Task goal >> Among the lines of this listing, determine how many contain the string "NARI". Answer with the number only.

Task data >>
+---+

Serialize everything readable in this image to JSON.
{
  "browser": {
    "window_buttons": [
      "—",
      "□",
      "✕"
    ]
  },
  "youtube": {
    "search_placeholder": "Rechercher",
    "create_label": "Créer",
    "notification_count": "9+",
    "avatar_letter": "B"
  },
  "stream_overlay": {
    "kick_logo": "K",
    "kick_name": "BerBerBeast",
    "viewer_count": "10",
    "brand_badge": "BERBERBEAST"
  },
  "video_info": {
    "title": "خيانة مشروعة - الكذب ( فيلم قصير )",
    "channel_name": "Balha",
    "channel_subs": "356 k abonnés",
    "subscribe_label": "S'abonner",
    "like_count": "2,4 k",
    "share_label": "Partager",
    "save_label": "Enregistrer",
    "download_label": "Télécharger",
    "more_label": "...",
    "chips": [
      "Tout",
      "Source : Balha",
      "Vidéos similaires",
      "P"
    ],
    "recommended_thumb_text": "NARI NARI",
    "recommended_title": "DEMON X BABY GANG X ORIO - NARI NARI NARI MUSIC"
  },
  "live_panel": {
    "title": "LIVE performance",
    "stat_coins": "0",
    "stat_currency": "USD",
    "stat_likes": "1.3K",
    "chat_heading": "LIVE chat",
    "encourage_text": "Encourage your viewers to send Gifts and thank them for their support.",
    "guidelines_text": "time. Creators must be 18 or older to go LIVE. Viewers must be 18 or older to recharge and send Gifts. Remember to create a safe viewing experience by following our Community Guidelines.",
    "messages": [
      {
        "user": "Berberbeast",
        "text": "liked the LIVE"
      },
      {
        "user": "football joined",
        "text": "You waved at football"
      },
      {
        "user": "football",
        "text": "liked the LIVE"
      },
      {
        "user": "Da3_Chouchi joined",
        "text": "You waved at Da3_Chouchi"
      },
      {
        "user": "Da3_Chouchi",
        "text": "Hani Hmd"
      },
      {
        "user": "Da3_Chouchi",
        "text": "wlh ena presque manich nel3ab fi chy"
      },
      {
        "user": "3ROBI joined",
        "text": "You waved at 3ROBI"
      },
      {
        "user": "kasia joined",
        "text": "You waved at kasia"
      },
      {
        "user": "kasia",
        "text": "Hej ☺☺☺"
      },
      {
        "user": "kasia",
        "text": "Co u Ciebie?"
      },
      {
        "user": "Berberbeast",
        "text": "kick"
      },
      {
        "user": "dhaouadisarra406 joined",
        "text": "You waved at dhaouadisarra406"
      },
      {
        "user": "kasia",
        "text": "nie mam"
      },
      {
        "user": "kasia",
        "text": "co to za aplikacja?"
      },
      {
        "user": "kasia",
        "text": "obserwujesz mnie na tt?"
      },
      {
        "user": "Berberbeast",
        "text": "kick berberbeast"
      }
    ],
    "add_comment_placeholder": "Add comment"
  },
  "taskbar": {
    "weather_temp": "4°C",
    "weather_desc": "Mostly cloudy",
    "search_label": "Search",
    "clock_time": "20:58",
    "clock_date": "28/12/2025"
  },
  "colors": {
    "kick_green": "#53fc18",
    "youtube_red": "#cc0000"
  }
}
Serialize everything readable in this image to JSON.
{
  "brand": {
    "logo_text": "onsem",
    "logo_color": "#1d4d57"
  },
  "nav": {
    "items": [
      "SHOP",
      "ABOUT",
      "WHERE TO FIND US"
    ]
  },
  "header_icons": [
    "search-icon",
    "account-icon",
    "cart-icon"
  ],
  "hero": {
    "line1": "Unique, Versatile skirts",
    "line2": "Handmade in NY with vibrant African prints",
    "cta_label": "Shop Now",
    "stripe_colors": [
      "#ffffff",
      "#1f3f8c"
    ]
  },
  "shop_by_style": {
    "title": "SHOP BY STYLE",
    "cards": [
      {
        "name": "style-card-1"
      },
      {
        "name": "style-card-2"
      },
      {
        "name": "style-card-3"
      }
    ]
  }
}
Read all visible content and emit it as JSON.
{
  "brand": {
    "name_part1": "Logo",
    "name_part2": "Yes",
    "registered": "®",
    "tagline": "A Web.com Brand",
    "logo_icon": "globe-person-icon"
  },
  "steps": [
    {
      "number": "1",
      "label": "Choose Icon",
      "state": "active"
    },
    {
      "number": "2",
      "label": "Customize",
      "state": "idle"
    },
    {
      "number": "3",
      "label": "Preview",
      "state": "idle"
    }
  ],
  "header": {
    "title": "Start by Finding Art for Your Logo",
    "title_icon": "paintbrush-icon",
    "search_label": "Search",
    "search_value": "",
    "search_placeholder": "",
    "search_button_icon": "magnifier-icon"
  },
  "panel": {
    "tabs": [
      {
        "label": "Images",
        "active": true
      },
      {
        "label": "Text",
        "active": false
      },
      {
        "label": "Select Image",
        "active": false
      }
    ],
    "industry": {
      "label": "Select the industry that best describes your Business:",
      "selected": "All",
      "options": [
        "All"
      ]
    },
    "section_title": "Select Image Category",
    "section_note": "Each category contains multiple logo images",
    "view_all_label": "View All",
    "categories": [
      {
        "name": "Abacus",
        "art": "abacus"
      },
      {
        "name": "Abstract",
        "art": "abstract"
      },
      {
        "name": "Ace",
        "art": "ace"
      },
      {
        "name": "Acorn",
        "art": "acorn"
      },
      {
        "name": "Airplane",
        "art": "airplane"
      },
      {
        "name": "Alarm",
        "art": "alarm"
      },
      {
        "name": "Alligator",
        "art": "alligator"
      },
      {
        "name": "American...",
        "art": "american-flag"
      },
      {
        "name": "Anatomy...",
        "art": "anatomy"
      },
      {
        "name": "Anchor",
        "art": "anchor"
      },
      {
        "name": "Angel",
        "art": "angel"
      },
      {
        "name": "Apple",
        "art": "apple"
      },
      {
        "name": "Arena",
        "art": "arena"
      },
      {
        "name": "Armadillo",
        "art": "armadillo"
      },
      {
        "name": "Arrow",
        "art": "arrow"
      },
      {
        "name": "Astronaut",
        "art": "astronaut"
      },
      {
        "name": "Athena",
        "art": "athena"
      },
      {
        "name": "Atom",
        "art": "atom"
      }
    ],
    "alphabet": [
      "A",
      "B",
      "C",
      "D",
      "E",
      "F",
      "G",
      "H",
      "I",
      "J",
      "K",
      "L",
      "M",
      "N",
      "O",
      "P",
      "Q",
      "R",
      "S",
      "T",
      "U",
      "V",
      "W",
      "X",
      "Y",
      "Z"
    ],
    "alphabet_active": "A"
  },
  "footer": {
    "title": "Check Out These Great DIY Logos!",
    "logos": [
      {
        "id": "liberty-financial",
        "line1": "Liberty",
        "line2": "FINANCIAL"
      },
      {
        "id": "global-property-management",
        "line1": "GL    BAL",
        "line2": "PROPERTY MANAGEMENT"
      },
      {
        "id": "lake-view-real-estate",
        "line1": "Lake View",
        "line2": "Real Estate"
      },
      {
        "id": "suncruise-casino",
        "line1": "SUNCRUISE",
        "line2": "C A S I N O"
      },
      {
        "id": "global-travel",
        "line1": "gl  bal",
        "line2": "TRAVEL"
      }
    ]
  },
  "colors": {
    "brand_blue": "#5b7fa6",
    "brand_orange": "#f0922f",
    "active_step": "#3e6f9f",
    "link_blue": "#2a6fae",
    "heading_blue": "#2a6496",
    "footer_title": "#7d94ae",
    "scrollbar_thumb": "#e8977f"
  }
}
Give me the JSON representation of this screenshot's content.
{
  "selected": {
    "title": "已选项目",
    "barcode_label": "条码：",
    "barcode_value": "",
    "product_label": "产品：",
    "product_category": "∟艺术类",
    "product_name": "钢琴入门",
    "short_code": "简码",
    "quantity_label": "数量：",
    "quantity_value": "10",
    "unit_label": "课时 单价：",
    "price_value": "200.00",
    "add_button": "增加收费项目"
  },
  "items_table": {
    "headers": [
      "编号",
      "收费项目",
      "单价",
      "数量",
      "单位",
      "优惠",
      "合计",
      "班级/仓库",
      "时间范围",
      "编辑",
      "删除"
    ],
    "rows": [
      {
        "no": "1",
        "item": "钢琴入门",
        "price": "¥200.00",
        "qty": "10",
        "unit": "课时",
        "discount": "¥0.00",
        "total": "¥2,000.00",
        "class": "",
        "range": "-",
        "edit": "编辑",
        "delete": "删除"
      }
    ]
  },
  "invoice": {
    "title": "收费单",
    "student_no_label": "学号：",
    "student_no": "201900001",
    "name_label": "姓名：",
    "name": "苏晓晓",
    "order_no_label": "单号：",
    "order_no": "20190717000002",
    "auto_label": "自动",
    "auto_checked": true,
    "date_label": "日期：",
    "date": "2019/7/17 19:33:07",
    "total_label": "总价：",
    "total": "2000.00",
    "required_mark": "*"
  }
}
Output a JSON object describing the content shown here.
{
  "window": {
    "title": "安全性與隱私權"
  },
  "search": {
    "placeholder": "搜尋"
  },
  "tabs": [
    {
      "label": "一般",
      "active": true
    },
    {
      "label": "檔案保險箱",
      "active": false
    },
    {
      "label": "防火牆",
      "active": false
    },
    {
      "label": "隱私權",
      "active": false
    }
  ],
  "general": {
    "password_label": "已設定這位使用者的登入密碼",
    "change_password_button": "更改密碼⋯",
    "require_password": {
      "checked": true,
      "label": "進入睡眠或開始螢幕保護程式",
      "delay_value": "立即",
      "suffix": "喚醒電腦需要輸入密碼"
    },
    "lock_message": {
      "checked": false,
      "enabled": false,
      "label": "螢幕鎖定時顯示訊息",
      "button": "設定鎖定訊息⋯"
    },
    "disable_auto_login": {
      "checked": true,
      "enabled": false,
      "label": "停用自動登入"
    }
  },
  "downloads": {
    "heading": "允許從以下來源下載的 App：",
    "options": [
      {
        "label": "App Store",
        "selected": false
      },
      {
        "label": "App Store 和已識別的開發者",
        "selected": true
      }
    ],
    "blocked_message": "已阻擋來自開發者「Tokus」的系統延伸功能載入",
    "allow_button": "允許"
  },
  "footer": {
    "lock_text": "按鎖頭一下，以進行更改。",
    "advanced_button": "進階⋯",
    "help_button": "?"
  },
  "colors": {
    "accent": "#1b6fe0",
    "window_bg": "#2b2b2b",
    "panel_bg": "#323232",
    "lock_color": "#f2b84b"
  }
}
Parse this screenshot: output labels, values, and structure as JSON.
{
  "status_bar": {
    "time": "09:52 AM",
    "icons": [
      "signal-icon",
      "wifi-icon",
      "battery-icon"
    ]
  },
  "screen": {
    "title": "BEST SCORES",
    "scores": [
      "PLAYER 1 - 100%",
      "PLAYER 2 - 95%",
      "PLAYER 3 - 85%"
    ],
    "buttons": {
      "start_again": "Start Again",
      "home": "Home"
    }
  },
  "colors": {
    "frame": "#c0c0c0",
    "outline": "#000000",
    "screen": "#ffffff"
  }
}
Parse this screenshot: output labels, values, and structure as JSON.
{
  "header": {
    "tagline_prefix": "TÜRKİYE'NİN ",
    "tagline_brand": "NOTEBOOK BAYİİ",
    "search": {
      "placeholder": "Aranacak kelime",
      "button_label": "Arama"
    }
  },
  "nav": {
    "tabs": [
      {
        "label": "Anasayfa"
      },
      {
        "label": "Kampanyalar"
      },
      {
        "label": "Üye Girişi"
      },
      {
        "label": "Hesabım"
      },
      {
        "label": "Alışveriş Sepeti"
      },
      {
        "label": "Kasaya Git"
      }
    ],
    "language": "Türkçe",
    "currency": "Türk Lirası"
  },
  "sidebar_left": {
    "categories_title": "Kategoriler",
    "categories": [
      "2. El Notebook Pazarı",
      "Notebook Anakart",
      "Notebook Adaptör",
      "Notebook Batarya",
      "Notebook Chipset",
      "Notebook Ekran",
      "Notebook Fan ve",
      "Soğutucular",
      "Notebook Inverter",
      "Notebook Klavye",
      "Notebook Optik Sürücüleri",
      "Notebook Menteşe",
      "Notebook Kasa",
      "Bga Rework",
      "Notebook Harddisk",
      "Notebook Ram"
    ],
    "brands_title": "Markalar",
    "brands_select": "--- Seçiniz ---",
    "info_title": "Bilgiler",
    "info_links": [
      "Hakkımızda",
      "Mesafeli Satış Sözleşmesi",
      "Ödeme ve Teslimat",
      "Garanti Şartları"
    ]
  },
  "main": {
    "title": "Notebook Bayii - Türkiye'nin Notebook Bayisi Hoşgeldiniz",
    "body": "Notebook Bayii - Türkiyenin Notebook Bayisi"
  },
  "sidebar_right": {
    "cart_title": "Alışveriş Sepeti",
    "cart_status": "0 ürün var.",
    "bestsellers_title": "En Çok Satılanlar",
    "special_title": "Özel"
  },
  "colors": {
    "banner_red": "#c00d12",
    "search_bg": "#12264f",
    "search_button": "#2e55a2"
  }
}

+---+

Finished exercise >> 2